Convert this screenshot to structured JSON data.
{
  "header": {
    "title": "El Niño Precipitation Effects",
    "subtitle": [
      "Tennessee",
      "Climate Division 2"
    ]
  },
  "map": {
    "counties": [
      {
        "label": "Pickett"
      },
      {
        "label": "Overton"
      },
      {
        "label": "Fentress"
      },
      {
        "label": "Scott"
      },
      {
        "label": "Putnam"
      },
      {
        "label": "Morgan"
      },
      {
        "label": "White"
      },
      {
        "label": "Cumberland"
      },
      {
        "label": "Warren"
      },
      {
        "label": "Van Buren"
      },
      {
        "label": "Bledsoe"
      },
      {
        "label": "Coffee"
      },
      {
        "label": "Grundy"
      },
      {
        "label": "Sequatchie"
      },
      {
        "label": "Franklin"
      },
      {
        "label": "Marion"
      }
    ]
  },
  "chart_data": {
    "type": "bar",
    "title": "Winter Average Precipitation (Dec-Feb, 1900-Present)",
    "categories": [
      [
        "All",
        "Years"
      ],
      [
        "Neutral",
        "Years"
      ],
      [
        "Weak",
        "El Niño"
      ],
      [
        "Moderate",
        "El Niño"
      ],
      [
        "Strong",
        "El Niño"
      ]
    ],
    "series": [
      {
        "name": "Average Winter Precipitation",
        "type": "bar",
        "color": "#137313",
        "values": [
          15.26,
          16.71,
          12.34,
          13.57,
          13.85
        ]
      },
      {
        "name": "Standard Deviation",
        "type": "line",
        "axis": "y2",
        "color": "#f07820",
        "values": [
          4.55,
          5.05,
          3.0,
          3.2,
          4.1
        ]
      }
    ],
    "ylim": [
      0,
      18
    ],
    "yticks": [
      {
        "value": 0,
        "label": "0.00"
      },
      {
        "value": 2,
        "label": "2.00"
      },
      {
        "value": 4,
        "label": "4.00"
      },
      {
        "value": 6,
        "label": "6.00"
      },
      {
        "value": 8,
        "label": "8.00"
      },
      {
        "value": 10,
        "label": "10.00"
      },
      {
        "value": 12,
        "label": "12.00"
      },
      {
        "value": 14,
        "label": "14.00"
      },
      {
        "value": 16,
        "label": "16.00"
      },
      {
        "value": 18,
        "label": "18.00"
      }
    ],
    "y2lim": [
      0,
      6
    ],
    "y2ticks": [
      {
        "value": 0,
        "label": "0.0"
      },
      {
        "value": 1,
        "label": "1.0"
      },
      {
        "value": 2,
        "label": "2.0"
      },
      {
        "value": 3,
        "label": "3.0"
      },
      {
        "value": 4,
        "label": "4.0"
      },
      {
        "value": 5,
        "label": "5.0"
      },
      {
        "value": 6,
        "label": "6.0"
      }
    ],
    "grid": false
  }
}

#####

TASK INSTRUCTIONS: Return the lines above exactly, keeping every word.

OUTPUT FOR THIS EXERCISE:
Convert this screenshot to structured JSON data.
{
  "header": {
    "title": "El Niño Precipitation Effects",
    "subtitle": [
      "Tennessee",
      "Climate Division 2"
    ]
  },
  "map": {
    "counties": [
      {
        "label": "Pickett"
      },
      {
        "label": "Overton"
      },
      {
        "label": "Fentress"
      },
      {
        "label": "Scott"
      },
      {
        "label": "Putnam"
      },
      {
        "label": "Morgan"
      },
      {
        "label": "White"
      },
      {
        "label": "Cumberland"
      },
      {
        "label": "Warren"
      },
      {
        "label": "Van Buren"
      },
      {
        "label": "Bledsoe"
      },
      {
        "label": "Coffee"
      },
      {
        "label": "Grundy"
      },
      {
        "label": "Sequatchie"
      },
      {
        "label": "Franklin"
      },
      {
        "label": "Marion"
      }
    ]
  },
  "chart_data": {
    "type": "bar",
    "title": "Winter Average Precipitation (Dec-Feb, 1900-Present)",
    "categories": [
      [
        "All",
        "Years"
      ],
      [
        "Neutral",
        "Years"
      ],
      [
        "Weak",
        "El Niño"
      ],
      [
        "Moderate",
        "El Niño"
      ],
      [
        "Strong",
        "El Niño"
      ]
    ],
    "series": [
      {
        "name": "Average Winter Precipitation",
        "type": "bar",
        "color": "#137313",
        "values": [
          15.26,
          16.71,
          12.34,
          13.57,
          13.85
        ]
      },
      {
        "name": "Standard Deviation",
        "type": "line",
        "axis": "y2",
        "color": "#f07820",
        "values": [
          4.55,
          5.05,
          3.0,
          3.2,
          4.1
        ]
      }
    ],
    "ylim": [
      0,
      18
    ],
    "yticks": [
      {
        "value": 0,
        "label": "0.00"
      },
      {
        "value": 2,
        "label": "2.00"
      },
      {
        "value": 4,
        "label": "4.00"
      },
      {
        "value": 6,
        "label": "6.00"
      },
      {
        "value": 8,
        "label": "8.00"
      },
      {
        "value": 10,
        "label": "10.00"
      },
      {
        "value": 12,
        "label": "12.00"
      },
      {
        "value": 14,
        "label": "14.00"
      },
      {
        "value": 16,
        "label": "16.00"
      },
      {
        "value": 18,
        "label": "18.00"
      }
    ],
    "y2lim": [
      0,
      6
    ],
    "y2ticks": [
      {
        "value": 0,
        "label": "0.0"
      },
      {
        "value": 1,
        "label": "1.0"
      },
      {
        "value": 2,
        "label": "2.0"
      },
      {
        "value": 3,
        "label": "3.0"
      },
      {
        "value": 4,
        "label": "4.0"
      },
      {
        "value": 5,
        "label": "5.0"
      },
      {
        "value": 6,
        "label": "6.0"
      }
    ],
    "grid": false
  }
}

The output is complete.